> [GOAL OF THE EXERCISE]: Below are some records. Copy every line in them that holds "home".

(Data excerpts)
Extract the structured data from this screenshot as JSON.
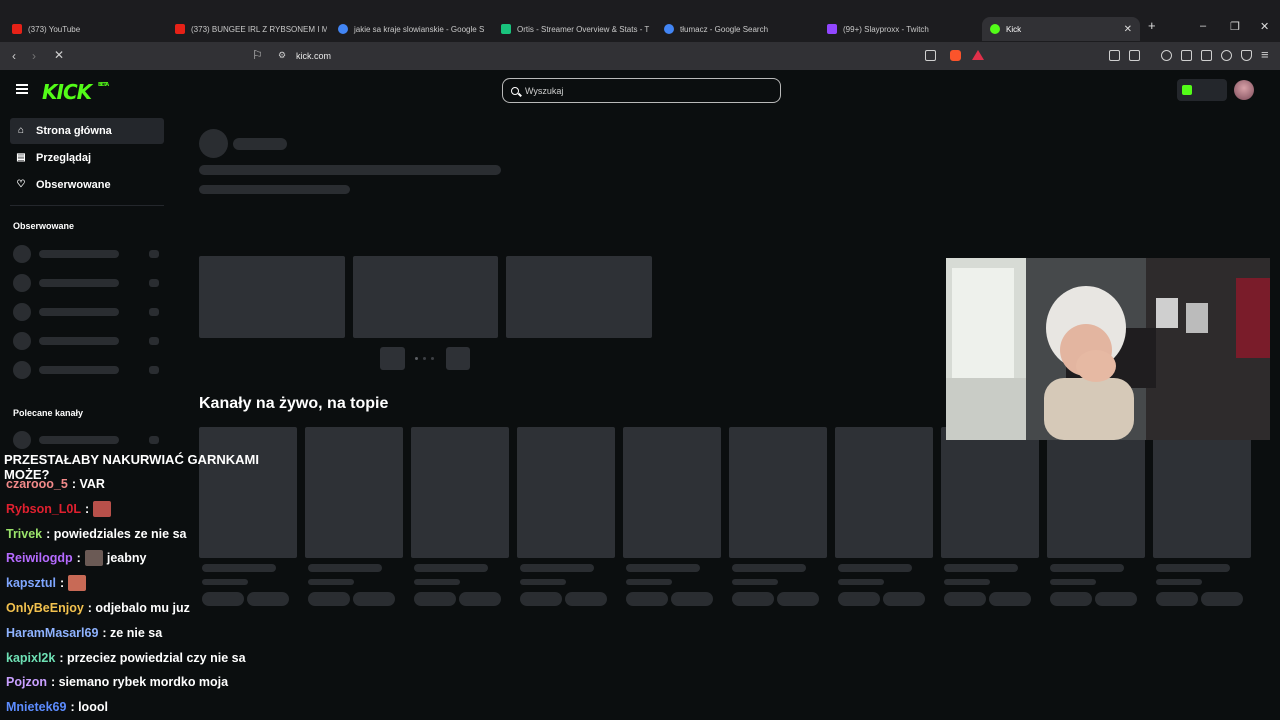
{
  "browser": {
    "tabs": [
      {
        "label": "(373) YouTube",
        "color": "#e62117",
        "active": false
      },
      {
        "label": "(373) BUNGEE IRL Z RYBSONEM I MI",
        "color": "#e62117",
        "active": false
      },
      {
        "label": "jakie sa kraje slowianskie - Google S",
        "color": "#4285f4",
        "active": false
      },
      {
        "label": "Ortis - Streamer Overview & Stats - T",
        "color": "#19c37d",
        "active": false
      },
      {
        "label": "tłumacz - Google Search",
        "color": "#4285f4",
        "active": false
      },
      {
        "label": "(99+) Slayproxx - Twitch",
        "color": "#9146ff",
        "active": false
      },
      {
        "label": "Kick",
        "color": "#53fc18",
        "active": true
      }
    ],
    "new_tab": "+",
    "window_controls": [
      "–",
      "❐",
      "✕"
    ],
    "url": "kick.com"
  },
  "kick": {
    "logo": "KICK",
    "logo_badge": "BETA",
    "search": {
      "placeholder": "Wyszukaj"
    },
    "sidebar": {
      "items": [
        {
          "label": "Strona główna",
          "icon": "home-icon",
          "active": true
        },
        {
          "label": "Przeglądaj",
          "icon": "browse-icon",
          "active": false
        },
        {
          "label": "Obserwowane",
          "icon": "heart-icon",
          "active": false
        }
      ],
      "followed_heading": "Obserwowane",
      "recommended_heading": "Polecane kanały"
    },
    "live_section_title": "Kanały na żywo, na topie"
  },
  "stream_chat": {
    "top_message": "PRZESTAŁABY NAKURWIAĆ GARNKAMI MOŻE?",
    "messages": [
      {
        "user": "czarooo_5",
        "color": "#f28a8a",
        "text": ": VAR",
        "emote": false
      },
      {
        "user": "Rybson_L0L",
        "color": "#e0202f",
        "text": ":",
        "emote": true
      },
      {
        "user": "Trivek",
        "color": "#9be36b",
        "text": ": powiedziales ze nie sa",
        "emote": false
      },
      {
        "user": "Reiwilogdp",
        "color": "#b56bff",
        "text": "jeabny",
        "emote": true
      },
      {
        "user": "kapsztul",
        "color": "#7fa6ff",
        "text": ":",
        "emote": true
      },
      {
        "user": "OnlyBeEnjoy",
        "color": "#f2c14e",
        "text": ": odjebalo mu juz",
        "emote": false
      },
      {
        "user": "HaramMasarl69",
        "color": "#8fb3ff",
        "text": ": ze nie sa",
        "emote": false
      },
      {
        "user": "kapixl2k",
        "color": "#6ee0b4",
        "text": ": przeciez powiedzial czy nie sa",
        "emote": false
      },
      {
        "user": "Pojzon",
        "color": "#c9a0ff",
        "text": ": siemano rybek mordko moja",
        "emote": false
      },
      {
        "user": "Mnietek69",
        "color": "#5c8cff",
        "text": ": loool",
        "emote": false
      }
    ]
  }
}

==

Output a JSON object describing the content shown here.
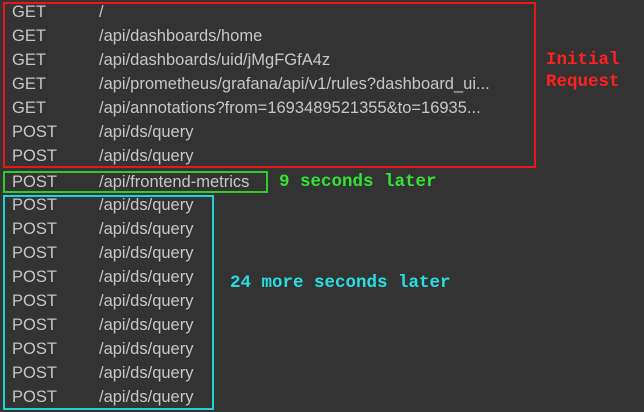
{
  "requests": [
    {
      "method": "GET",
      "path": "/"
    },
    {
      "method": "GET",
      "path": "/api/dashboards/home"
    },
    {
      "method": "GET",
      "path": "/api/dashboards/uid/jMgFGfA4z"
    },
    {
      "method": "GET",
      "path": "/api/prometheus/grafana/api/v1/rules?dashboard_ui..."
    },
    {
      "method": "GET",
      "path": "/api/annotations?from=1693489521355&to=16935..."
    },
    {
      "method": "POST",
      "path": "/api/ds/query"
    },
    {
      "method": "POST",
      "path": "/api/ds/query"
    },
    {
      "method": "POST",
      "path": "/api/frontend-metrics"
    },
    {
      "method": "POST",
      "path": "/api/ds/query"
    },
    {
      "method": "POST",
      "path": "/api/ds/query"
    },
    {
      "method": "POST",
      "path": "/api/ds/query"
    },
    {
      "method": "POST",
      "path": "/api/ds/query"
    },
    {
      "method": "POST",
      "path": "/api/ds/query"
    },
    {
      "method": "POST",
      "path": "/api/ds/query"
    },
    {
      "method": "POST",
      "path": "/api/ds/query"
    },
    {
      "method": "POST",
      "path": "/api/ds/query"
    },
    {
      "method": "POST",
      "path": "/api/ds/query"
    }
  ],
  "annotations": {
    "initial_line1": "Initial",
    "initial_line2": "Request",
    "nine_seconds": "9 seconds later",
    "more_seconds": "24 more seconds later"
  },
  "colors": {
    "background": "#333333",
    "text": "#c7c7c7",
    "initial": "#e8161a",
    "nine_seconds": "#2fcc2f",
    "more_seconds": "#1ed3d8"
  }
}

---

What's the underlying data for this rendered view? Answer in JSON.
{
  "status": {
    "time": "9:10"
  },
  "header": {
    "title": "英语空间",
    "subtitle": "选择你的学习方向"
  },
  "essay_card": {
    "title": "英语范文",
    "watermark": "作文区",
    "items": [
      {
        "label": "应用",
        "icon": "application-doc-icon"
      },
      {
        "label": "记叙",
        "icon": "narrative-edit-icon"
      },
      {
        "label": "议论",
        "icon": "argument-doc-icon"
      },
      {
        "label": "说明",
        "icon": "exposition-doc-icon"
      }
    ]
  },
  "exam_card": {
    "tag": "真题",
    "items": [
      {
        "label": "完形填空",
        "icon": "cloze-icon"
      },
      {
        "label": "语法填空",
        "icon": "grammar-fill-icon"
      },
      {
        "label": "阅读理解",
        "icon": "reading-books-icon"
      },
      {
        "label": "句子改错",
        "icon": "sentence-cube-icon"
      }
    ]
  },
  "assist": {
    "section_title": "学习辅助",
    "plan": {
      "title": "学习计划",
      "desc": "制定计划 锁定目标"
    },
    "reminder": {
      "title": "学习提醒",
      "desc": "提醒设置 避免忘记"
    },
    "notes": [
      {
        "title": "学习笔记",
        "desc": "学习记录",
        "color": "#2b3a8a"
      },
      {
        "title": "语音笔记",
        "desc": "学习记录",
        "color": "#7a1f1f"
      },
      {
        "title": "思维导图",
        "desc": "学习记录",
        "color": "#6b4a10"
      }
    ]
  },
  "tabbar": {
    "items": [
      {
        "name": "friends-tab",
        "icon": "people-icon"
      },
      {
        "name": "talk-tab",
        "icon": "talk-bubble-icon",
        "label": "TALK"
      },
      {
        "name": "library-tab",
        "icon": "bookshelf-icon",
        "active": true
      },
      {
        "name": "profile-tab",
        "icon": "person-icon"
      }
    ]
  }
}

> [RESPONSE BELOW]:
          "icon": "home-icon",
      "path": "/api/dashboards/home"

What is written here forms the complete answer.